**WRITTEN INSTRUCTION:** Do not copy the pictures; transcribe all other material exactly.
— START —
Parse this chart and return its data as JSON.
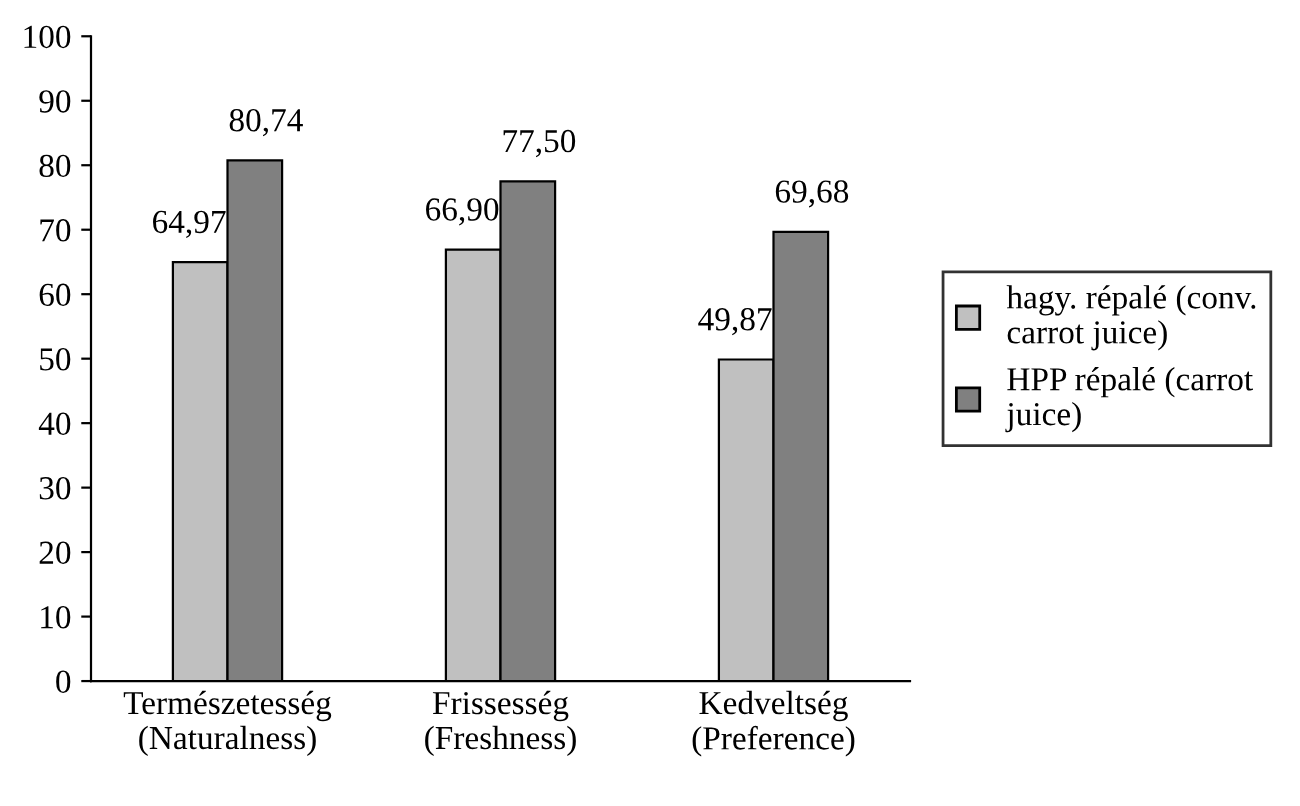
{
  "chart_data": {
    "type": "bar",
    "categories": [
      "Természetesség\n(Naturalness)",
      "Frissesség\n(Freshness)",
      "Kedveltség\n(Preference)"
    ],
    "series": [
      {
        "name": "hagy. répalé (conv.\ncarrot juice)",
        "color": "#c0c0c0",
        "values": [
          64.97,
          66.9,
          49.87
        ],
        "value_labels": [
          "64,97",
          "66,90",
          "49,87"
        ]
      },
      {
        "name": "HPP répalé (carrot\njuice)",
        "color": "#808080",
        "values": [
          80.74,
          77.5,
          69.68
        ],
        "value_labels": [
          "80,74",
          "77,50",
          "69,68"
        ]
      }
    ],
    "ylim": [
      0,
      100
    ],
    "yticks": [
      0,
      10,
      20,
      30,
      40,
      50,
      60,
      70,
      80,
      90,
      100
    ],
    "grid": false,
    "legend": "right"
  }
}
— END —
**RESULT OF THE TASK:**
Parse this chart and return its data as JSON.
{
  "chart_data": {
    "type": "bar",
    "categories": [
      "Természetesség\n(Naturalness)",
      "Frissesség\n(Freshness)",
      "Kedveltség\n(Preference)"
    ],
    "series": [
      {
        "name": "hagy. répalé (conv.\ncarrot juice)",
        "color": "#c0c0c0",
        "values": [
          64.97,
          66.9,
          49.87
        ],
        "value_labels": [
          "64,97",
          "66,90",
          "49,87"
        ]
      },
      {
        "name": "HPP répalé (carrot\njuice)",
        "color": "#808080",
        "values": [
          80.74,
          77.5,
          69.68
        ],
        "value_labels": [
          "80,74",
          "77,50",
          "69,68"
        ]
      }
    ],
    "ylim": [
      0,
      100
    ],
    "yticks": [
      0,
      10,
      20,
      30,
      40,
      50,
      60,
      70,
      80,
      90,
      100
    ],
    "grid": false,
    "legend": "right"
  }
}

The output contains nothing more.